Write the number of lines holding the word "poster", and nothing else.

========================================================================

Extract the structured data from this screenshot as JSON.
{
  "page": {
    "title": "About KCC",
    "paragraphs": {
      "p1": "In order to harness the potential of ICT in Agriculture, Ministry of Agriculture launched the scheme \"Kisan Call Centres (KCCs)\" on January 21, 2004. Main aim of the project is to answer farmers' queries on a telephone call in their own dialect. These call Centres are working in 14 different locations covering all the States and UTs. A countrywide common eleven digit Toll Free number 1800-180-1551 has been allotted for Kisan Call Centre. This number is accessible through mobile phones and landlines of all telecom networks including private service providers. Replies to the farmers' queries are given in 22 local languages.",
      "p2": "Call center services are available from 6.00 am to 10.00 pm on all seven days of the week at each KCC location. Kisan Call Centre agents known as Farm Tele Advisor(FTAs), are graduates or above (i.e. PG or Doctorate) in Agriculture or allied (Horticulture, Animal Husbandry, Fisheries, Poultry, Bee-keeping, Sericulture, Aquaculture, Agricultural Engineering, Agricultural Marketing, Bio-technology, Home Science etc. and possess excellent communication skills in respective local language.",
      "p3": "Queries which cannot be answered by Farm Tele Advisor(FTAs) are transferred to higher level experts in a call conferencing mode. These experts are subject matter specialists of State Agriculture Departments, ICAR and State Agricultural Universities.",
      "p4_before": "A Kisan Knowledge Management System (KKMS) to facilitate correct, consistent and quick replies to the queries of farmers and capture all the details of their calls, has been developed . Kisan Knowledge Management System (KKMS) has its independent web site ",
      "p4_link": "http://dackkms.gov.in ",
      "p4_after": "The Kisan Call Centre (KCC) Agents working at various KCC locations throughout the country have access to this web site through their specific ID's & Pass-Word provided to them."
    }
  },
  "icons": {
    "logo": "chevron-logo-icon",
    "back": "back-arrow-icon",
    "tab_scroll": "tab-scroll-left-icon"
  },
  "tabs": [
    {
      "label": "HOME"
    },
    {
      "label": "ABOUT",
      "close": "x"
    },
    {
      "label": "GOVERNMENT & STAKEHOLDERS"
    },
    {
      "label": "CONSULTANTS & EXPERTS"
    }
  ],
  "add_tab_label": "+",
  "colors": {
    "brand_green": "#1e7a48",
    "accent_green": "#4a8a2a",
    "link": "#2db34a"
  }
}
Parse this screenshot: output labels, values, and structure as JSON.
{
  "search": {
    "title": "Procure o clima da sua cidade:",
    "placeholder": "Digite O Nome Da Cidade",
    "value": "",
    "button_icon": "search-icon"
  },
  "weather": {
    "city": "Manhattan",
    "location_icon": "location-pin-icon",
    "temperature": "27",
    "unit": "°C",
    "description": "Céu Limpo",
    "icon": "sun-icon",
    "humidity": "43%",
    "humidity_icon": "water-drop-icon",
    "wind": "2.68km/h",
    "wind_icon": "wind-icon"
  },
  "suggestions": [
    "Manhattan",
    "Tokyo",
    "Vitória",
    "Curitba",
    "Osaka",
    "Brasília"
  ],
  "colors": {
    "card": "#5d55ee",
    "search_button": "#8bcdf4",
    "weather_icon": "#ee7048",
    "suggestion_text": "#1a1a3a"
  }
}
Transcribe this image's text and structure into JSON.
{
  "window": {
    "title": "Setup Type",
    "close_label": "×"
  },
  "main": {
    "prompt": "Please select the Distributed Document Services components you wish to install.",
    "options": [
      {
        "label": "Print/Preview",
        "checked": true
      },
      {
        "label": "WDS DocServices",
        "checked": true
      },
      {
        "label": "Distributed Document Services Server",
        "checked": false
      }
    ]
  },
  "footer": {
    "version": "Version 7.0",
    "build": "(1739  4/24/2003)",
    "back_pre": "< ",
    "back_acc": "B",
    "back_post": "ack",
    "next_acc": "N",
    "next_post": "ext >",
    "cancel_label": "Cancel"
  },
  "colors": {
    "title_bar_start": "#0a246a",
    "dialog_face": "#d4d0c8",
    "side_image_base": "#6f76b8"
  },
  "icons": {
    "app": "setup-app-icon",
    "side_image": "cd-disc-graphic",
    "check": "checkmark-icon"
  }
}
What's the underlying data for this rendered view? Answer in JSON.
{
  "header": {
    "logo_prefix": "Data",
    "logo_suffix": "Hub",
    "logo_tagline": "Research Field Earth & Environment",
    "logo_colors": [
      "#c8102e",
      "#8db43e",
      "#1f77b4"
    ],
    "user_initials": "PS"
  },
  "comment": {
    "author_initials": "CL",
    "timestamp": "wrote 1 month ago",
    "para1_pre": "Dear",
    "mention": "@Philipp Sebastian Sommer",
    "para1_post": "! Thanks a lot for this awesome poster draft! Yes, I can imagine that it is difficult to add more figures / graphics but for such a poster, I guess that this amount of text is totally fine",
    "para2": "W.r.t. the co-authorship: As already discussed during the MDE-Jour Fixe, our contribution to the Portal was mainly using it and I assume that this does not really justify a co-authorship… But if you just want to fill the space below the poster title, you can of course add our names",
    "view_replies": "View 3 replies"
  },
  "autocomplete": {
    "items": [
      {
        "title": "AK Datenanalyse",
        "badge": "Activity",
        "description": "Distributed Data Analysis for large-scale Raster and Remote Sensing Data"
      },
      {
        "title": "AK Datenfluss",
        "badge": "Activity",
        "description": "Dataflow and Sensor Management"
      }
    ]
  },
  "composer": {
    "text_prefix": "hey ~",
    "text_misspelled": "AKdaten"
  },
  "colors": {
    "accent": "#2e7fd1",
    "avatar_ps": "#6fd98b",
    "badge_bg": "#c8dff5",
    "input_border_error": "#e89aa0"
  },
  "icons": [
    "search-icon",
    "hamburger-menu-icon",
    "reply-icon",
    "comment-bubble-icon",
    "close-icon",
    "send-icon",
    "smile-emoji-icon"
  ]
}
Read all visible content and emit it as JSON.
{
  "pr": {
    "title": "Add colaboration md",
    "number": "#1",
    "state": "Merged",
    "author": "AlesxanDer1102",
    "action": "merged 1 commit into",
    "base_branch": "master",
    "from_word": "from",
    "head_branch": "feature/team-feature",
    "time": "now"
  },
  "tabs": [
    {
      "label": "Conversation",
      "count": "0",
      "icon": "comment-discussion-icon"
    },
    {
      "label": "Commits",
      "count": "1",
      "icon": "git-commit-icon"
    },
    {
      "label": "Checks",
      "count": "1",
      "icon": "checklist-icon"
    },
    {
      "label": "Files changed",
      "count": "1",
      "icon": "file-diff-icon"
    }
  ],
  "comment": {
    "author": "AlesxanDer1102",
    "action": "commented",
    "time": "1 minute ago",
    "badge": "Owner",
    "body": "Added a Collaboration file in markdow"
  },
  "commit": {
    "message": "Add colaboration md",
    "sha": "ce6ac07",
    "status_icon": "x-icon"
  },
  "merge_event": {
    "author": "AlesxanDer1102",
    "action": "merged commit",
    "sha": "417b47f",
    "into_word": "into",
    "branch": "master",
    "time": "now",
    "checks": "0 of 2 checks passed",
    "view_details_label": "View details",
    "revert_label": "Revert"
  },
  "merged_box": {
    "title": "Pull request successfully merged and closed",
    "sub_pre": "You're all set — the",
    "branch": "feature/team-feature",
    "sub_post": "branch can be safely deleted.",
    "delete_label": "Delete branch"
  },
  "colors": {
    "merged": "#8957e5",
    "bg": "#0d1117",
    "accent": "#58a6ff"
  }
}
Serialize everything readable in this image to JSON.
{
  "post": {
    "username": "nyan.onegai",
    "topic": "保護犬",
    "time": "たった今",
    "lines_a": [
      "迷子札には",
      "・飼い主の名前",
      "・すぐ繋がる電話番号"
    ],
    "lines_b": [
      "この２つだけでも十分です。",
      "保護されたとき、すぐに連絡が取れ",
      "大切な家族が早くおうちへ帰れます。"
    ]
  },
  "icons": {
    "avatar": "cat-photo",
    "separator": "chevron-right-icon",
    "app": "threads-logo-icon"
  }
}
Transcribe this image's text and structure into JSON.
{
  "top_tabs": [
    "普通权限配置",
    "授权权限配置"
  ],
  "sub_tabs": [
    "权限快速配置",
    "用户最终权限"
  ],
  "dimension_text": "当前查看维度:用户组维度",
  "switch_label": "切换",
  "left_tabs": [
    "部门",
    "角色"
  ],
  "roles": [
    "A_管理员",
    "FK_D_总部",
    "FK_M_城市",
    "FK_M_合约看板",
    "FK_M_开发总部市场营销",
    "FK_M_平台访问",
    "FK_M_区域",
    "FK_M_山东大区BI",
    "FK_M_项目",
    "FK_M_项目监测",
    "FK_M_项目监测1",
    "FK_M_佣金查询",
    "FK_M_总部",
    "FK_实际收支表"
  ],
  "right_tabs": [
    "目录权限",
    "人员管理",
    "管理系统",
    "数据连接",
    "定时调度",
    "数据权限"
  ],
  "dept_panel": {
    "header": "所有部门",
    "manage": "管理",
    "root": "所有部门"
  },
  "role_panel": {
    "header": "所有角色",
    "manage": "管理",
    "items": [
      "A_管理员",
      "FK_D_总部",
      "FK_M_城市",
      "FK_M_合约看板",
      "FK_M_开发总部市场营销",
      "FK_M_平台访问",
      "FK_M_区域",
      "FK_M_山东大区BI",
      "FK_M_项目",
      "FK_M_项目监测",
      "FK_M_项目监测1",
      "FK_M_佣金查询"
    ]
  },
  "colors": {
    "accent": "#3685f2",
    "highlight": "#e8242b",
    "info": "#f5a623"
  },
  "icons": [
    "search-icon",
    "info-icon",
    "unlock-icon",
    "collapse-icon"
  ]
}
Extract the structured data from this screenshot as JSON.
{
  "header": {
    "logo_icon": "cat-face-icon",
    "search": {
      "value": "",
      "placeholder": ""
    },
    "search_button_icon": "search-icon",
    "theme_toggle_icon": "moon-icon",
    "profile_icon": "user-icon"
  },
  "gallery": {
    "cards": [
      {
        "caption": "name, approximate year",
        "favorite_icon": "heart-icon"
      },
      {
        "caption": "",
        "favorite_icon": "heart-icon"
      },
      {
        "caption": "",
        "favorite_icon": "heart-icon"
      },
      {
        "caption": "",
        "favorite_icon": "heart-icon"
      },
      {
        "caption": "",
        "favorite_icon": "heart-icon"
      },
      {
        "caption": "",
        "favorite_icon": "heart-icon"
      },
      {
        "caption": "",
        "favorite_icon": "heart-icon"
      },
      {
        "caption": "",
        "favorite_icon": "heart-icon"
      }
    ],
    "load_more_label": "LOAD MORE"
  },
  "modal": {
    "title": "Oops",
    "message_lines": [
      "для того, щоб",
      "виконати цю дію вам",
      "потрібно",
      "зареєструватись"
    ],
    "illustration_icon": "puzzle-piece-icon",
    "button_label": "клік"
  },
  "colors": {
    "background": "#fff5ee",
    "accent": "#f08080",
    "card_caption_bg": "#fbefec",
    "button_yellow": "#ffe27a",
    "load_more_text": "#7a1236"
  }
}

========================================================================

**EXERCISE RESULT**
2